— Texto extraído —
--
|
Texto Anterior | Próximo Texto | Índice
TEATRO/CRÍTICA
"Leitor por Horas" é imperdível
SÉRGIO SALVIA COELHO
CRÍTICO DA FOLHA
O pai da moça cega avisa ao
leitor contratado: a leitura
deverá ser translúcida, pois a filha
desenvolveu uma quase "clariaudição" para descobrir subtextos
indevidos na interpretação. No
blecaute que faz a transição para a
cena seguinte, o público já experimenta a sensação de ouvir um
texto no escuro, criando assim ao
mesmo tempo uma identificação
e um distanciamento crítico.
Bastaria esse achado para tornar "Leitor por Horas" imperdível. Mas a montagem vai bem
além de uma boa idéia inicial. Primeiro, há a grande experiência e
sensibilidade do autor José Sanchis Sinistierra, que, tendo adaptado por 30 anos textos literários
para o palco, sabe escolher trechos que se multiplicam no contexto da peça, como espelhos se
refletindo.
--
— Entradas extraídas —
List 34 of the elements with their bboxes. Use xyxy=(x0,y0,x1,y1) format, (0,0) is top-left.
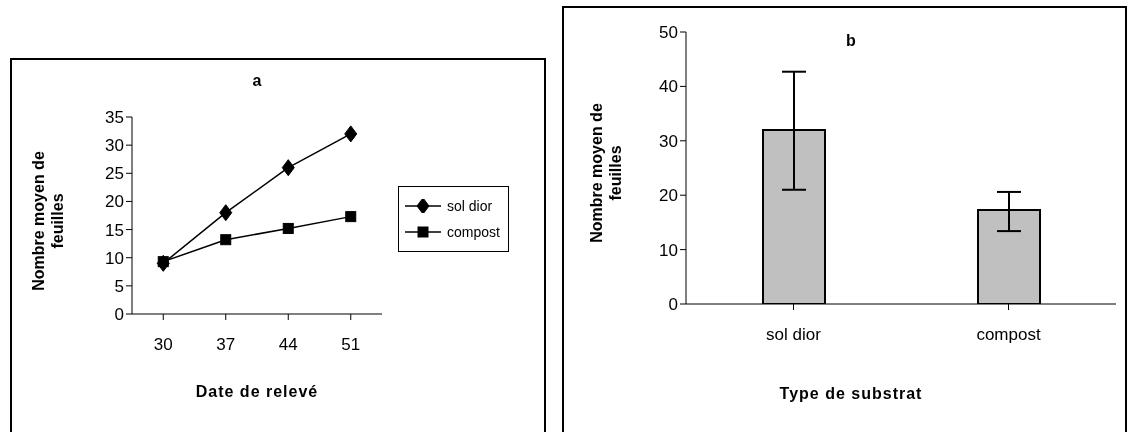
point xyxy=(219,204,233,222)
legend-label: sol dior xyxy=(447,197,493,216)
point xyxy=(344,125,358,143)
x-tick-label: sol dior xyxy=(766,325,822,345)
x-tick-label: 51 xyxy=(341,335,361,355)
chart-title: b xyxy=(845,32,857,50)
x-axis-title: Type de substrat xyxy=(778,385,924,403)
y-tick-label: 10 xyxy=(105,248,124,268)
point xyxy=(281,159,295,177)
chart-title: a xyxy=(251,72,263,90)
y-tick-label: 10 xyxy=(659,240,678,260)
x-tick-label: 30 xyxy=(153,335,173,355)
y-tick-label: 0 xyxy=(114,305,124,325)
point xyxy=(345,211,357,223)
x-tick-label: 44 xyxy=(278,335,298,355)
y-tick-label: 20 xyxy=(105,192,124,212)
x-tick-label: 37 xyxy=(216,335,236,355)
y-tick-label: 40 xyxy=(659,77,678,97)
point xyxy=(282,222,294,234)
y-tick-label: 30 xyxy=(659,131,678,151)
y-tick-label: 0 xyxy=(668,295,678,315)
y-axis-title: Nombre moyen de feuilles xyxy=(587,102,625,245)
y-tick-label: 20 xyxy=(659,186,678,206)
y-tick-label: 5 xyxy=(114,276,124,296)
y-tick-label: 25 xyxy=(105,164,124,184)
legend-label: compost xyxy=(447,223,500,242)
y-tick-label: 30 xyxy=(105,136,124,156)
x-axis-title: Date de relevé xyxy=(194,383,320,401)
y-tick-label: 15 xyxy=(105,220,124,240)
y-axis-title: Nombre moyen de feuilles xyxy=(29,149,67,293)
y-tick-label: 35 xyxy=(105,108,124,128)
point xyxy=(220,234,232,246)
x-tick-label: compost xyxy=(976,325,1041,345)
y-tick-label: 50 xyxy=(659,23,678,43)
--
— Instruções —
Retome a crítica teatral sobre "Leitor por Horas", escrevendo a continuação logo após a última frase apresentada.

— Resposta —
Como uma cega ouve "O Coração das Trevas" de Joseph Conrad? A leitura de "Madame Bovary" pode induzi-la a fantasiar
eroticamente sua realidade opaca? Assim, temos direito não só ao
universo das citações, como o de
sua interpretação, e a realidade
vai se estilhaçando em vários
pontos de vista excludentes.
Com essa sofisticação à altura
de Pirandello, o espetáculo poderia ficar restrito à elite intelectual
de um público-leitor. Mas a diretora Chistiane Jatahy sabe tirar
partido da metalinguagem do espetáculo com elegância, propondo um jogo aberto com a platéia.
Nesse trapézio sem redes, os
atores devem ser irrepreensíveis,
e são. Sebastião Vasconcellos faz o
pai, um capitão de longo curso
dos mares literários, não raro
imerso em si mesmo, mas sempre
afável, mesmo quando é cruel.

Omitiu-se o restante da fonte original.